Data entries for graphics

** begin **

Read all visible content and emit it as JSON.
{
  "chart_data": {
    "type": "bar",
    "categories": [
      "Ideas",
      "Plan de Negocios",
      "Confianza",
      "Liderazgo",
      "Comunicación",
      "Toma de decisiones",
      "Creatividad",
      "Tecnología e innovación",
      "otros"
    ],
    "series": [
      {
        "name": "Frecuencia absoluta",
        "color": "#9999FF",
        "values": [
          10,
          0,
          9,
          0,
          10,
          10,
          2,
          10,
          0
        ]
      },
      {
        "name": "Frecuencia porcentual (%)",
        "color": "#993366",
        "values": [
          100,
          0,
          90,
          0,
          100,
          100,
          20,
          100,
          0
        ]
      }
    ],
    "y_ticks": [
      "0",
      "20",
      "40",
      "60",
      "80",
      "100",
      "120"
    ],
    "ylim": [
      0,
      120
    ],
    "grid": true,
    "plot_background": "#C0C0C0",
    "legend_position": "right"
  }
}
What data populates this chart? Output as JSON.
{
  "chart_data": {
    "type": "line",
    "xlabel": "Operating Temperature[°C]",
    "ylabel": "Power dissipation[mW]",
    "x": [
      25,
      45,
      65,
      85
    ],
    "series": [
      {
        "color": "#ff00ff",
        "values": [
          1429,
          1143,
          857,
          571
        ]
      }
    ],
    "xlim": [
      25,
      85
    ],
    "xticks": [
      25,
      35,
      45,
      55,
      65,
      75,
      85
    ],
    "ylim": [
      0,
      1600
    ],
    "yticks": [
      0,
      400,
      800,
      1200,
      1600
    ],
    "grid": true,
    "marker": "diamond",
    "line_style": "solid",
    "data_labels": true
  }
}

** end **
** begin **

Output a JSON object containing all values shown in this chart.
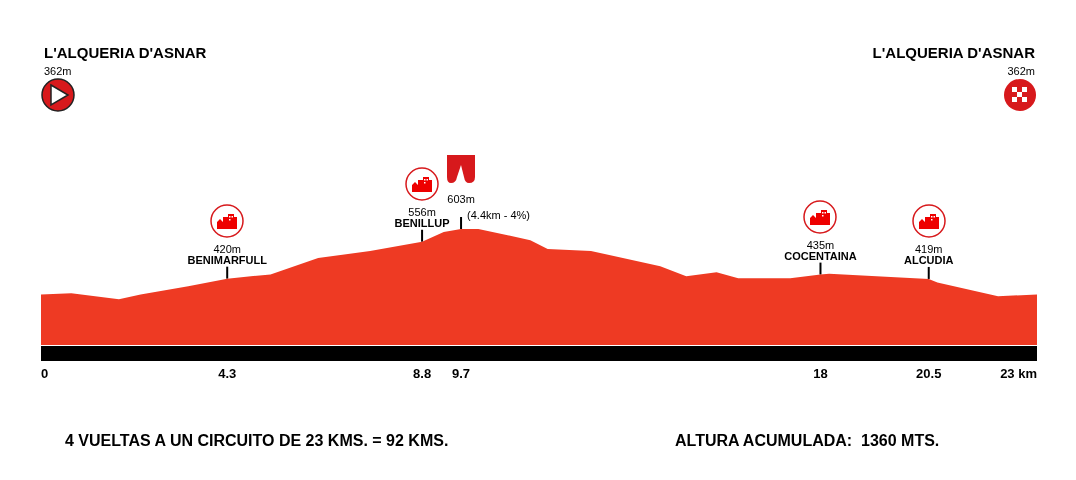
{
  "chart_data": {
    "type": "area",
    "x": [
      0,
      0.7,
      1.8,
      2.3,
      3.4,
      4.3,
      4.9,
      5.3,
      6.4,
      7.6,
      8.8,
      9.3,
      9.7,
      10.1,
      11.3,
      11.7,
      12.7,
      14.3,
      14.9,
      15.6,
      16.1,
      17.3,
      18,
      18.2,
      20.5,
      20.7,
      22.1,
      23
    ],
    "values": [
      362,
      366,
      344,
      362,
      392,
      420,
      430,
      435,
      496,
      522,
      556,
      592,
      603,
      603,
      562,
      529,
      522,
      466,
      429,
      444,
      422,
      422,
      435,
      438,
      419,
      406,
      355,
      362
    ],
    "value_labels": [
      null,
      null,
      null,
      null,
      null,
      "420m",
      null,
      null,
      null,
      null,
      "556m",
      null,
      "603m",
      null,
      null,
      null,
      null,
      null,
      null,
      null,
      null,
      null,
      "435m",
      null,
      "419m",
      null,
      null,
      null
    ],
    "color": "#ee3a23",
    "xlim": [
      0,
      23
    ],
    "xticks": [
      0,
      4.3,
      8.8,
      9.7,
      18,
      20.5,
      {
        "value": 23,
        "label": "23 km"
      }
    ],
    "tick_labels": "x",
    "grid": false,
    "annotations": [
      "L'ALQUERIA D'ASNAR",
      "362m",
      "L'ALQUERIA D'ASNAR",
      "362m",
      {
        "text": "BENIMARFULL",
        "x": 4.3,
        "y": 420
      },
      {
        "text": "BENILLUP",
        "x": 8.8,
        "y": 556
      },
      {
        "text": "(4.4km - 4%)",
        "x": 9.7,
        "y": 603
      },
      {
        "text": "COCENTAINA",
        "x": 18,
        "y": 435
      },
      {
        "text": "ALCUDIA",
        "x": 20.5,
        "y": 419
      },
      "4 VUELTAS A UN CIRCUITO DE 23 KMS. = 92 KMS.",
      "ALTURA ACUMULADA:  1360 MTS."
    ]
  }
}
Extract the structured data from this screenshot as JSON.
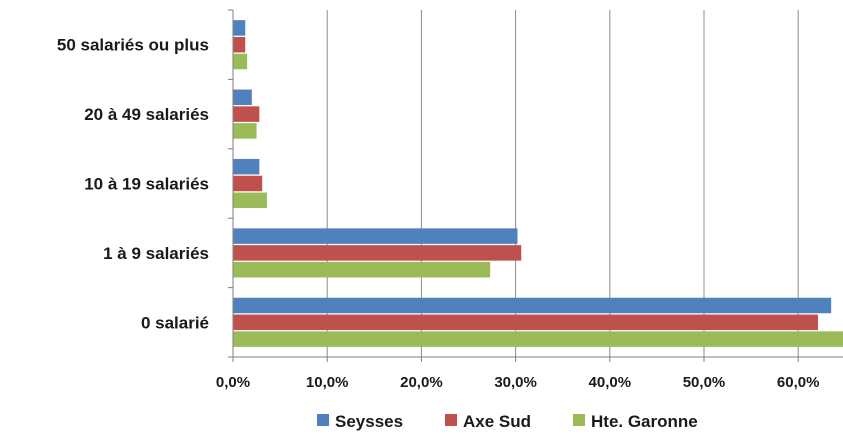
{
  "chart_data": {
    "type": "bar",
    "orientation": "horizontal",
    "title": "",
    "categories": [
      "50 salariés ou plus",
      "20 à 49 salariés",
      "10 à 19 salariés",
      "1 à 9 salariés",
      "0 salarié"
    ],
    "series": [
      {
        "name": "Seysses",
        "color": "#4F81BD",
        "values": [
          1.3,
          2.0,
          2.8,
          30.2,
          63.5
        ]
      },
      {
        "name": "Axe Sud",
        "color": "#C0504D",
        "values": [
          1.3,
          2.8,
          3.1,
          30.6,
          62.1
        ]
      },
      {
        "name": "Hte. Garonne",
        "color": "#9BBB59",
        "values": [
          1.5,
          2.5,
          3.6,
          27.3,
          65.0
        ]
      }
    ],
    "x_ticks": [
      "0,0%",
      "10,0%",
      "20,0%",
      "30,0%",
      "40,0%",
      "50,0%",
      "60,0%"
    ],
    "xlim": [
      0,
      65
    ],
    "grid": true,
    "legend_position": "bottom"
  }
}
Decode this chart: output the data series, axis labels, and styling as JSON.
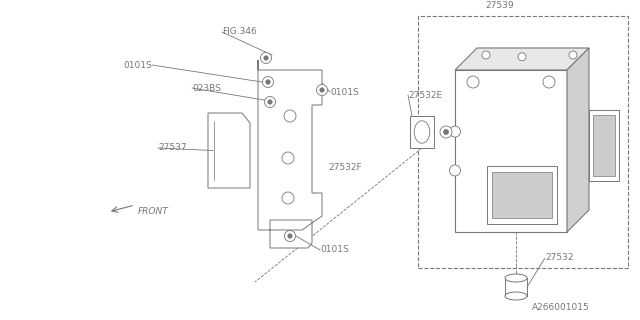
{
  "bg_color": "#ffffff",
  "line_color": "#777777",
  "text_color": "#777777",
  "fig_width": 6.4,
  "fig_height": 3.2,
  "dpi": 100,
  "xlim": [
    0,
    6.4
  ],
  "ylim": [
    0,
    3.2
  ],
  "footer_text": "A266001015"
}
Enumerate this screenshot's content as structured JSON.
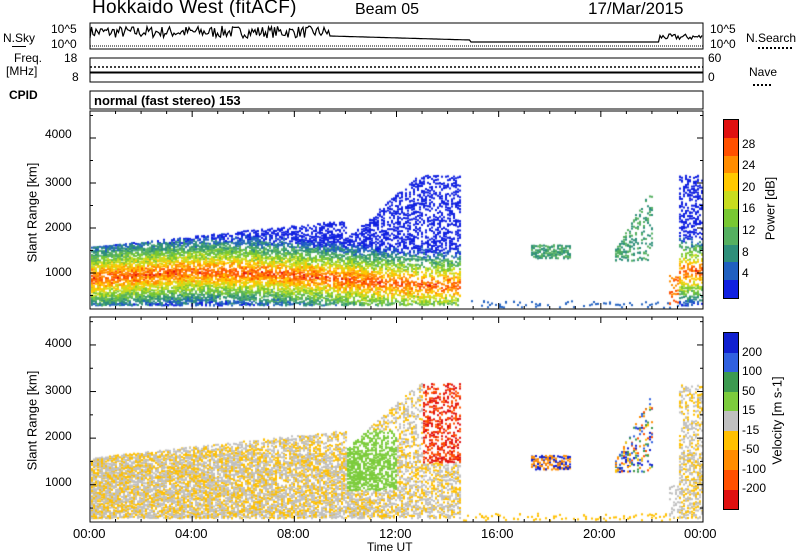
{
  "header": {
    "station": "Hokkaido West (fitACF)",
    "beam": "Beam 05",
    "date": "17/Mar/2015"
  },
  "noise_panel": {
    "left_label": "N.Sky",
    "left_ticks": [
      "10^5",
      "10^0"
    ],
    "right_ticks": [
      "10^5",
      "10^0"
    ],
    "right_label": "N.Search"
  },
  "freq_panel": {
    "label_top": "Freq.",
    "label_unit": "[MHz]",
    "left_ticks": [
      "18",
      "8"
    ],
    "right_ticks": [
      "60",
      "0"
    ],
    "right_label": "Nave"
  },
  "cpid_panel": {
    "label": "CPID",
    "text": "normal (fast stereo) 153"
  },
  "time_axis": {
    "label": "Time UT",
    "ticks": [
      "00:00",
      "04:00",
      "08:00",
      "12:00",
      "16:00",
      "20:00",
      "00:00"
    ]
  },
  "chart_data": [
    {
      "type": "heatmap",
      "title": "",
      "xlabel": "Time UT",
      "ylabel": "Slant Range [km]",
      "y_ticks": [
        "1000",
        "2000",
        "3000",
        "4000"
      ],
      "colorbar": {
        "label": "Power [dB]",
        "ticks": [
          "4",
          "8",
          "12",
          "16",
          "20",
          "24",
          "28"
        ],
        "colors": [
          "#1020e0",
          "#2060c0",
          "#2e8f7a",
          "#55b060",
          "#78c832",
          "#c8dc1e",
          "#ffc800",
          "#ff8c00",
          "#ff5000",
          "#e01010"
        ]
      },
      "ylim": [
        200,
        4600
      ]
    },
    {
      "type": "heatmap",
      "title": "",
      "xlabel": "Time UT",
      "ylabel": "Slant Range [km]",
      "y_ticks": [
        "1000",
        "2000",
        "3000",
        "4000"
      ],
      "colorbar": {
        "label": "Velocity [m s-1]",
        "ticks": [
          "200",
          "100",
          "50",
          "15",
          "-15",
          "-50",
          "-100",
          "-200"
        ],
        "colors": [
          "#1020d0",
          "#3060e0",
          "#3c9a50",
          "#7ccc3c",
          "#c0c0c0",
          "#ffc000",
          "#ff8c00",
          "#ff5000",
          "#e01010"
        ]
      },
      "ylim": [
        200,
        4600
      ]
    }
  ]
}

** end **
** begin **

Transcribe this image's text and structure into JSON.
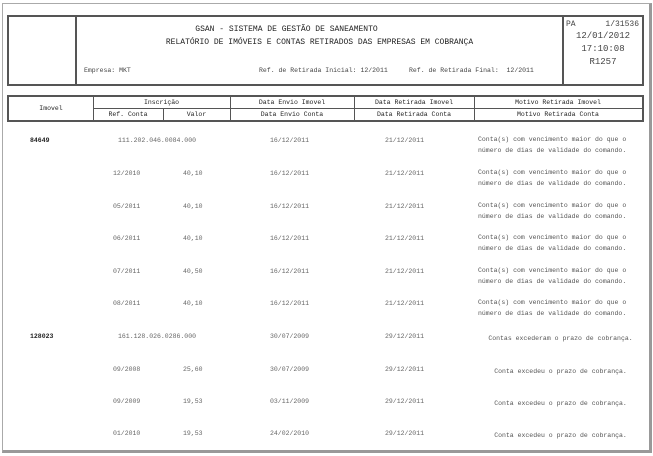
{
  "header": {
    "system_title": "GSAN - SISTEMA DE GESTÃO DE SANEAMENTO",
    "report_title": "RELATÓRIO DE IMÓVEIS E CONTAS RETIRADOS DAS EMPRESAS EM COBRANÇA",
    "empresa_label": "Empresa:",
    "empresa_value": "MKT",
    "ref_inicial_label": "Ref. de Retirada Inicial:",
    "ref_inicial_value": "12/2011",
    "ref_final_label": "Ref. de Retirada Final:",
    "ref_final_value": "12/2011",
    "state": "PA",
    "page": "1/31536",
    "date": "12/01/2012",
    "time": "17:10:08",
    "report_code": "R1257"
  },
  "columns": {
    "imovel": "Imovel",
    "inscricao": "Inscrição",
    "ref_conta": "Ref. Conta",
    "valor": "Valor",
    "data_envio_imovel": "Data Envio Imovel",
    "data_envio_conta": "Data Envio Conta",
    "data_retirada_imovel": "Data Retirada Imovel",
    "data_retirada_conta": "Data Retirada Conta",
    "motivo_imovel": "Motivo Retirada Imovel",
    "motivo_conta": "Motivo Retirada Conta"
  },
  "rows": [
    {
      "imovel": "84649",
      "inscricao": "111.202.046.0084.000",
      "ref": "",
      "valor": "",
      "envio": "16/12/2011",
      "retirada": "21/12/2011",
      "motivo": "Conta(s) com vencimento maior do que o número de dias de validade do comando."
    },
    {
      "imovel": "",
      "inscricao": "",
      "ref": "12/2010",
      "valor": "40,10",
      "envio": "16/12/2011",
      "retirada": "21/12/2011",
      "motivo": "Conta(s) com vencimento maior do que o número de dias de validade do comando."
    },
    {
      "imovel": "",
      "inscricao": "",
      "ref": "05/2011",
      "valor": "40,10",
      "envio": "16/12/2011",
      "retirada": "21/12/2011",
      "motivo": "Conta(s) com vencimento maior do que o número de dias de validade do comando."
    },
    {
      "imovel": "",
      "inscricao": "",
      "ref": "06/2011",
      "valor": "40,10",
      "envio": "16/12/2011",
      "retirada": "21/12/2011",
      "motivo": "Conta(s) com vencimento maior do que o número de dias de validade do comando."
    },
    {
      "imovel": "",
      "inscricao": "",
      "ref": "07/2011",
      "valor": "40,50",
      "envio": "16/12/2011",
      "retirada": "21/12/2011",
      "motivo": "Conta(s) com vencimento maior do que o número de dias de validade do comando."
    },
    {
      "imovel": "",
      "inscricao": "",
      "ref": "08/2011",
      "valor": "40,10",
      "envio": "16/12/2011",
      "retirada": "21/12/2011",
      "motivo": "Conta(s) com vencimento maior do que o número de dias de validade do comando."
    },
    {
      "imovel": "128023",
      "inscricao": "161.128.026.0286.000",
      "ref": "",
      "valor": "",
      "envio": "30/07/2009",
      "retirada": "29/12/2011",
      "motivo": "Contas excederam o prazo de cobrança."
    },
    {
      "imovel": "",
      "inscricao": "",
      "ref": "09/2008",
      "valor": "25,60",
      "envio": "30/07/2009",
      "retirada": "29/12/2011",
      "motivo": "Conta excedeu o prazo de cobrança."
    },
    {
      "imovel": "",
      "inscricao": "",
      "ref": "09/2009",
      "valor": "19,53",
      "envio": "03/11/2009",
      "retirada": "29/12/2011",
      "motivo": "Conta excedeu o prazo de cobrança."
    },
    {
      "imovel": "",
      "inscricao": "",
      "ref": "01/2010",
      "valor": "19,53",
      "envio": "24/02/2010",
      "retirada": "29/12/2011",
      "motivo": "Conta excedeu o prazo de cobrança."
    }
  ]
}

** end **

REQUIREMENTS »
State the number of lines in the records that include "name", and write nothing else.

SOLUTION TO THIS PROBLEM »
5